EXERCISE: Only the number is needed: how many lines of the records include "photo"?

STORED RECORDS:
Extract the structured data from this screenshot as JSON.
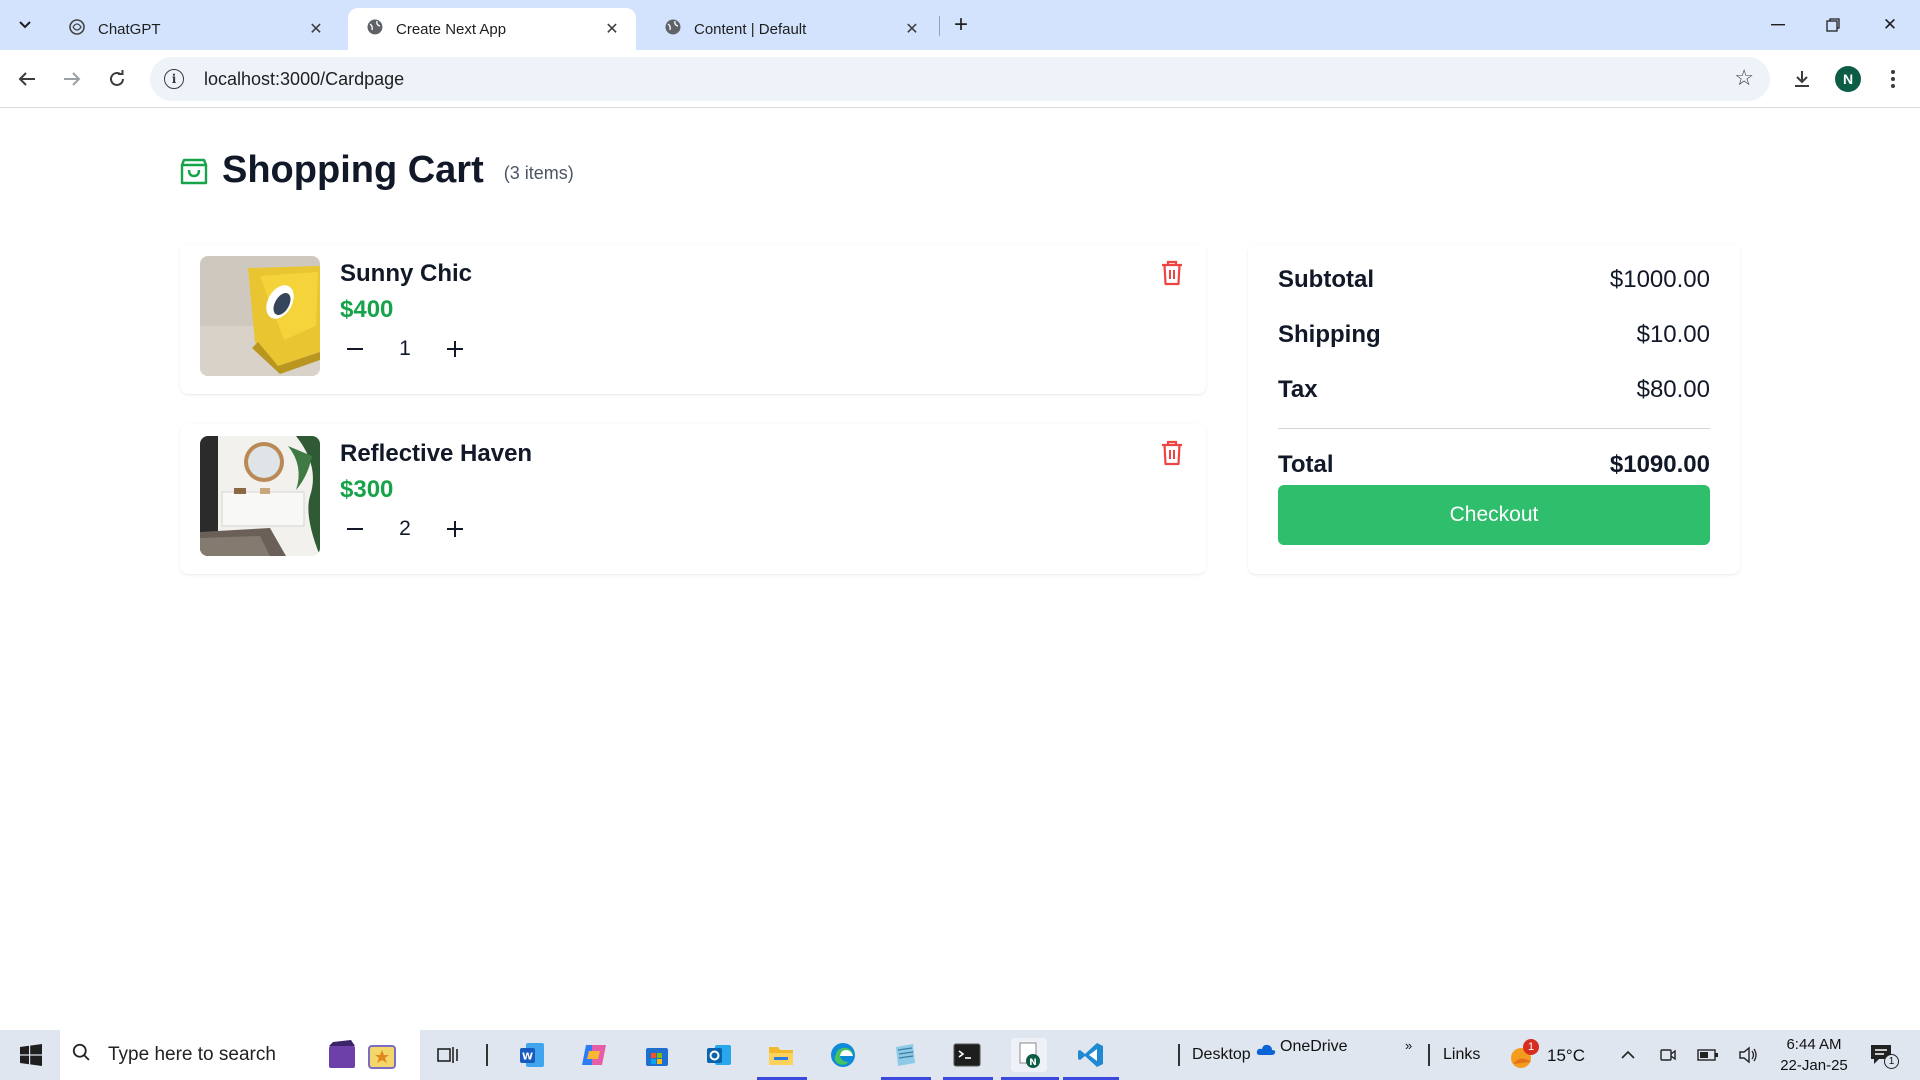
{
  "browser": {
    "tabs": [
      {
        "title": "ChatGPT",
        "icon": "chatgpt-icon",
        "active": false
      },
      {
        "title": "Create Next App",
        "icon": "globe-icon",
        "active": true
      },
      {
        "title": "Content | Default",
        "icon": "globe-icon",
        "active": false
      }
    ],
    "url": "localhost:3000/Cardpage",
    "profile_initial": "N"
  },
  "cart": {
    "title": "Shopping Cart",
    "item_count": "(3 items)",
    "items": [
      {
        "name": "Sunny Chic",
        "price": "$400",
        "quantity": "1",
        "image": "yellow-chair-photo"
      },
      {
        "name": "Reflective Haven",
        "price": "$300",
        "quantity": "2",
        "image": "bedroom-mirror-photo"
      }
    ],
    "accent_color": "#16a34a",
    "delete_color": "#ef4444"
  },
  "summary": {
    "subtotal_label": "Subtotal",
    "subtotal_value": "$1000.00",
    "shipping_label": "Shipping",
    "shipping_value": "$10.00",
    "tax_label": "Tax",
    "tax_value": "$80.00",
    "total_label": "Total",
    "total_value": "$1090.00",
    "checkout_label": "Checkout",
    "checkout_color": "#2ebe6c"
  },
  "taskbar": {
    "search_placeholder": "Type here to search",
    "desktop_label": "Desktop",
    "onedrive_label": "OneDrive",
    "links_label": "Links",
    "weather": "15°C",
    "weather_badge": "1",
    "time": "6:44 AM",
    "date": "22-Jan-25",
    "notification_count": "1"
  }
}
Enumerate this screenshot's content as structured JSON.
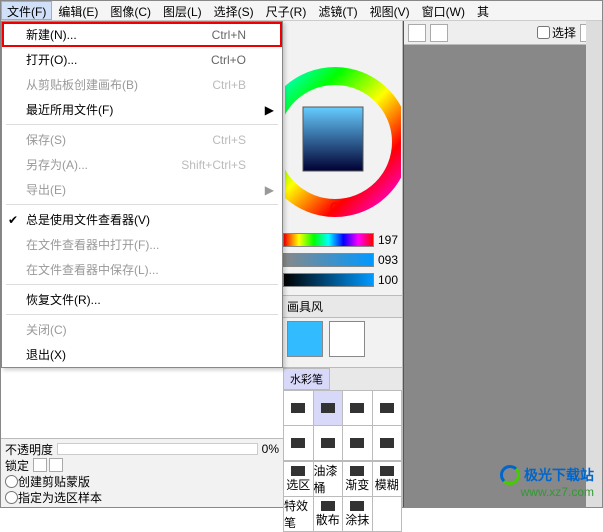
{
  "menubar": [
    {
      "label": "文件(F)",
      "active": true
    },
    {
      "label": "编辑(E)"
    },
    {
      "label": "图像(C)"
    },
    {
      "label": "图层(L)"
    },
    {
      "label": "选择(S)"
    },
    {
      "label": "尺子(R)"
    },
    {
      "label": "滤镜(T)"
    },
    {
      "label": "视图(V)"
    },
    {
      "label": "窗口(W)"
    },
    {
      "label": "其"
    }
  ],
  "file_menu": [
    {
      "label": "新建(N)...",
      "shortcut": "Ctrl+N",
      "highlight": true
    },
    {
      "label": "打开(O)...",
      "shortcut": "Ctrl+O"
    },
    {
      "label": "从剪贴板创建画布(B)",
      "shortcut": "Ctrl+B",
      "disabled": true
    },
    {
      "label": "最近所用文件(F)",
      "submenu": true
    },
    {
      "sep": true
    },
    {
      "label": "保存(S)",
      "shortcut": "Ctrl+S",
      "disabled": true
    },
    {
      "label": "另存为(A)...",
      "shortcut": "Shift+Ctrl+S",
      "disabled": true
    },
    {
      "label": "导出(E)",
      "submenu": true,
      "disabled": true
    },
    {
      "sep": true
    },
    {
      "label": "总是使用文件查看器(V)",
      "checked": true
    },
    {
      "label": "在文件查看器中打开(F)...",
      "disabled": true
    },
    {
      "label": "在文件查看器中保存(L)...",
      "disabled": true
    },
    {
      "sep": true
    },
    {
      "label": "恢复文件(R)..."
    },
    {
      "sep": true
    },
    {
      "label": "关闭(C)",
      "disabled": true
    },
    {
      "label": "退出(X)"
    }
  ],
  "toolbar": {
    "select_label": "选择"
  },
  "sliders": [
    {
      "val": "197",
      "grad": "linear-gradient(90deg,#f00,#ff0,#0f0,#0ff,#00f,#f0f,#f00)"
    },
    {
      "val": "093",
      "grad": "linear-gradient(90deg,#888,#09f)"
    },
    {
      "val": "100",
      "grad": "linear-gradient(90deg,#000,#09f)"
    }
  ],
  "brush_panel_label": "画具风",
  "brush_tabs": [
    "水彩笔"
  ],
  "brush_names": [
    "选区",
    "油漆桶",
    "渐变",
    "模糊",
    "特效笔",
    "散布",
    "涂抹"
  ],
  "swatch_colors": [
    "#33bbff",
    "#ffffff"
  ],
  "bottom": {
    "opacity_label": "不透明度",
    "opacity_val": "0%",
    "lock_label": "锁定",
    "radio1": "创建剪贴蒙版",
    "radio2": "指定为选区样本"
  },
  "watermark": {
    "text": "极光下载站",
    "url": "www.xz7.com"
  }
}
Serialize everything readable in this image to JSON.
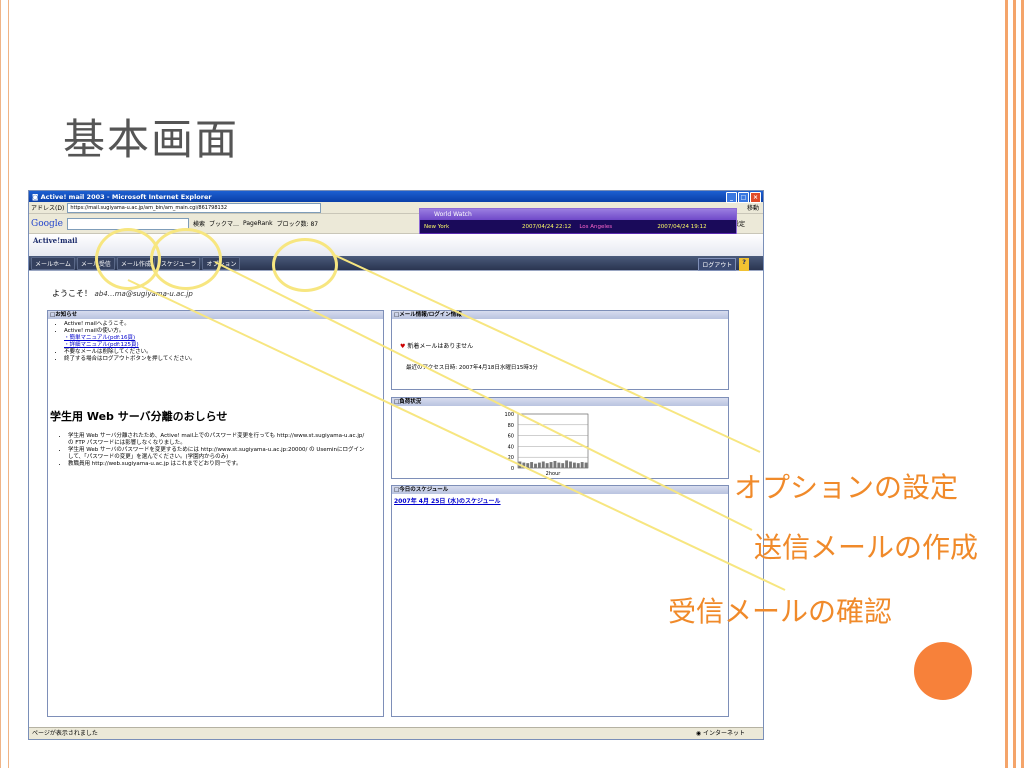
{
  "slide": {
    "title": "基本画面",
    "callouts": {
      "option": "オプションの設定",
      "compose": "送信メールの作成",
      "inbox": "受信メールの確認"
    }
  },
  "browser": {
    "window_title": "Active! mail 2003 - Microsoft Internet Explorer",
    "address_label": "アドレス(D)",
    "address_value": "https://mail.sugiyama-u.ac.jp/am_bin/am_main.cgi/861798132",
    "go_label": "移動",
    "google_label": "Google",
    "search_label": "検索",
    "bookmark_label": "ブックマ…",
    "pagerank_label": "PageRank",
    "blocked_label": "ブロック数: 87",
    "settings_label": "設定",
    "status_text": "ページが表示されました",
    "zone_text": "インターネット"
  },
  "world_watch": {
    "title": "World Watch",
    "city1": "New York",
    "time1": "2007/04/24 22:12",
    "city2": "Los Angeles",
    "time2": "2007/04/24 19:12"
  },
  "app": {
    "logo": "Active!mail",
    "nav": {
      "home": "メールホーム",
      "inbox": "メール受信",
      "compose": "メール作成",
      "schedule": "スケジューラ",
      "option": "オプション"
    },
    "logout": "ログアウト",
    "help": "?",
    "welcome_prefix": "ようこそ！",
    "welcome_user": "ab4…ma@sugiyama-u.ac.jp"
  },
  "notice_panel": {
    "title": "□お知らせ",
    "items": [
      "Active! mailへようこそ。",
      "Active! mailの使い方。",
      "・簡単マニュアル(pdf:16頁)",
      "・詳細マニュアル(pdf:125頁)",
      "不要なメールは削除してください。",
      "終了する場合はログアウトボタンを押してください。"
    ],
    "big_title": "学生用 Web サーバ分離のおしらせ",
    "body": [
      "学生用 Web サーバ分離されたため、Active! mail上でのパスワード変更を行っても http://www.st.sugiyama-u.ac.jp/ の FTP パスワードには影響しなくなりました。",
      "学生用 Web サーバのパスワードを変更するためには http://www.st.sugiyama-u.ac.jp:20000/ の Useminにログインして、「パスワードの変更」を選んでください。(学園内からのみ)",
      "教職員用 http://web.sugiyama-u.ac.jp はこれまでどおり同一です。"
    ]
  },
  "mail_panel": {
    "title": "□メール情報/ログイン情報",
    "no_mail": "新着メールはありません",
    "last_access": "最近のアクセス日時: 2007年4月18日水曜日15時3分"
  },
  "load_panel": {
    "title": "□負荷状況",
    "yaxis": [
      "100",
      "80",
      "60",
      "40",
      "20",
      "0"
    ],
    "bar_values": [
      12,
      10,
      9,
      11,
      8,
      10,
      12,
      9,
      11,
      13,
      10,
      9,
      14,
      12,
      10,
      9,
      11,
      10
    ],
    "x_label": "2hour"
  },
  "schedule_panel": {
    "title": "□今日のスケジュール",
    "link": "2007年 4月 25日 (水)のスケジュール"
  },
  "colors": {
    "callout": "#f08a2a",
    "highlight_circle": "#f7e680",
    "accent": "#f7813a"
  }
}
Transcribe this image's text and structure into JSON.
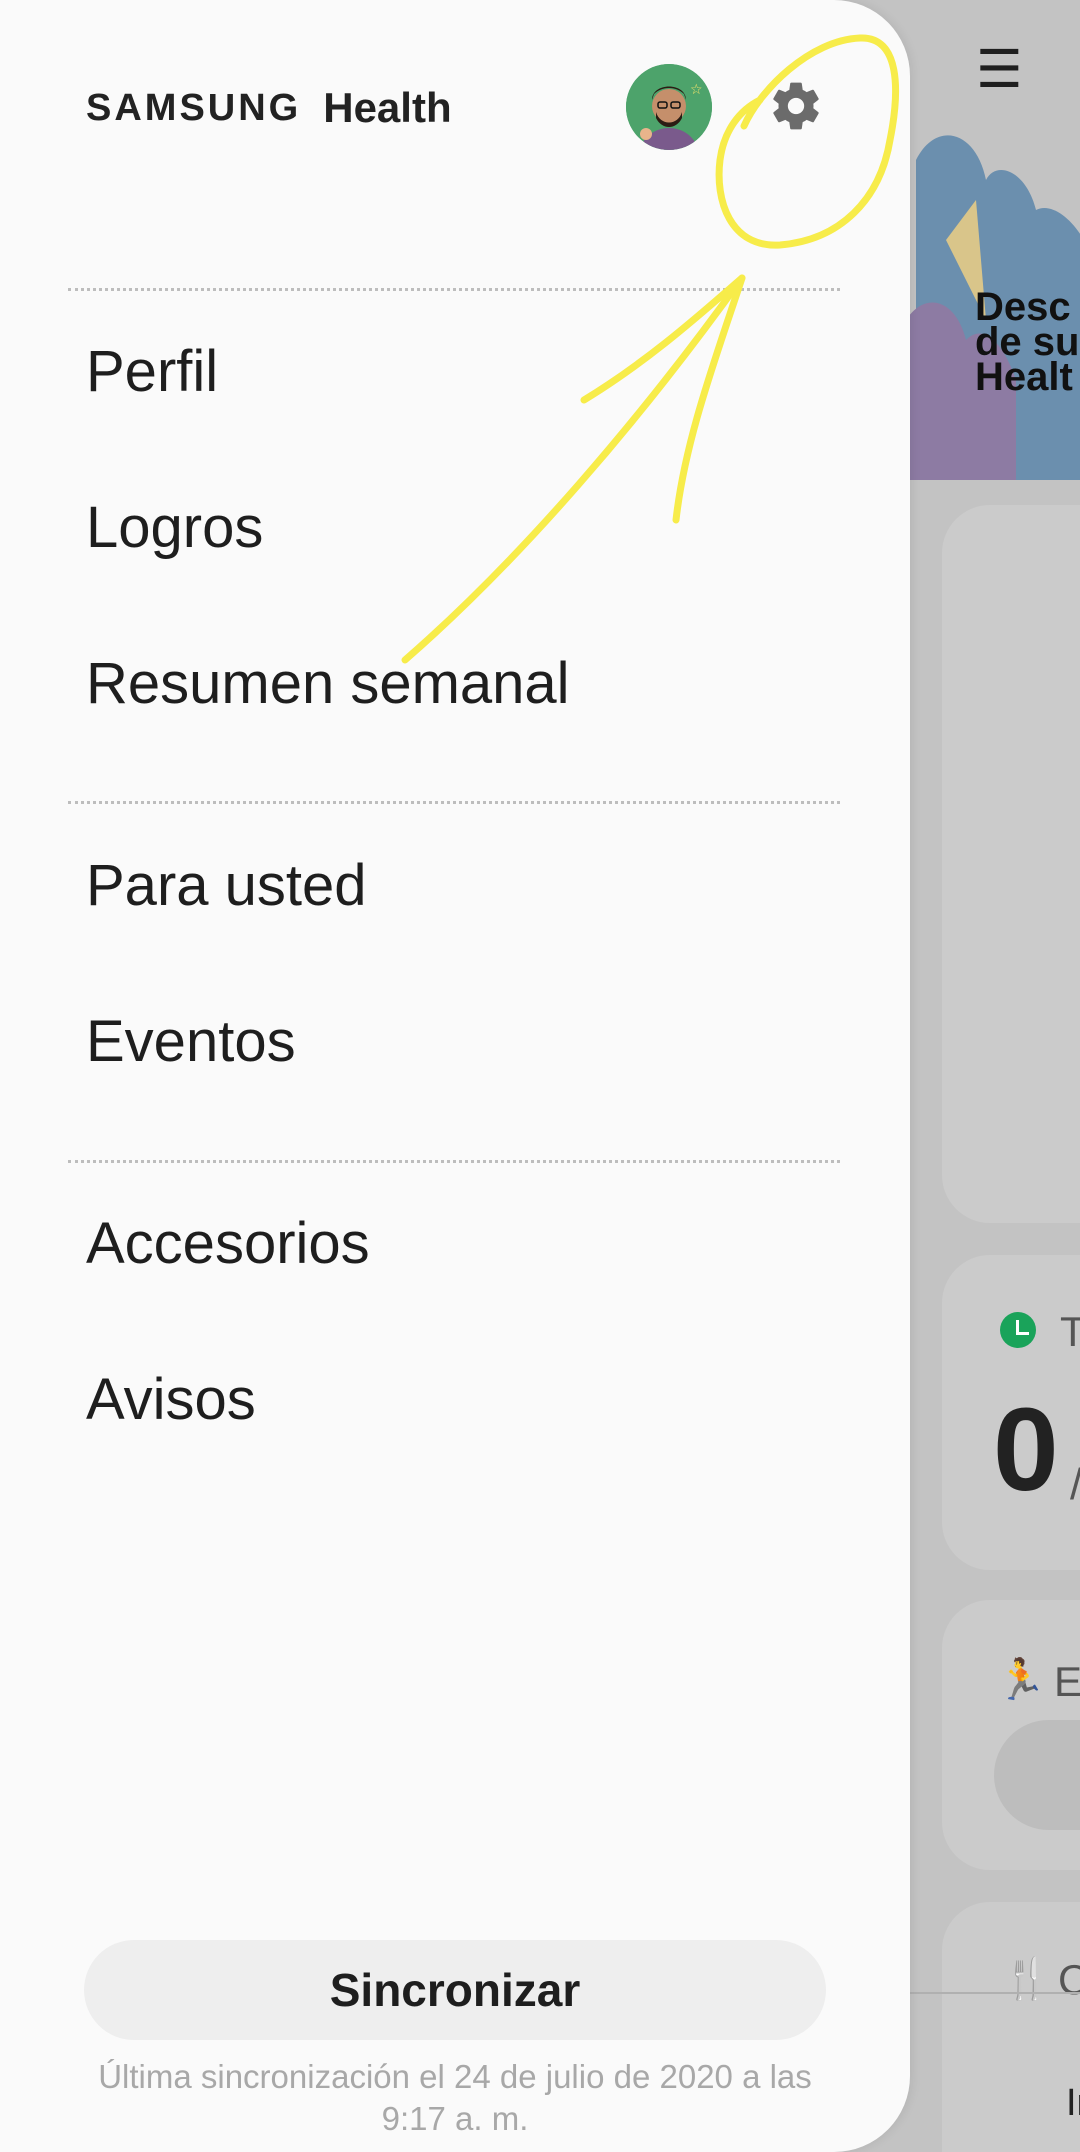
{
  "background": {
    "banner_title": "Desc\nde su\nHealt",
    "card2_label_fragment": "T",
    "card2_value": "0",
    "card2_unit_fragment": "/",
    "card3_label_fragment": "Ej",
    "card4_label_fragment": "C",
    "nav_fragment": "In"
  },
  "drawer": {
    "brand_samsung": "SAMSUNG",
    "brand_health": "Health",
    "menu_items": [
      {
        "label": "Perfil"
      },
      {
        "label": "Logros"
      },
      {
        "label": "Resumen semanal"
      },
      {
        "label": "Para usted"
      },
      {
        "label": "Eventos"
      },
      {
        "label": "Accesorios"
      },
      {
        "label": "Avisos"
      }
    ],
    "sync_button": "Sincronizar",
    "sync_info": "Última sincronización el 24 de julio de 2020 a las 9:17 a. m."
  },
  "colors": {
    "accent_green": "#1aa35a",
    "annotation_yellow": "#f7ec4a",
    "drawer_bg": "#fafafa"
  },
  "icons": {
    "settings": "gear-icon",
    "menu": "hamburger-icon",
    "avatar": "avatar"
  }
}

WRITTEN RESPONSE: 2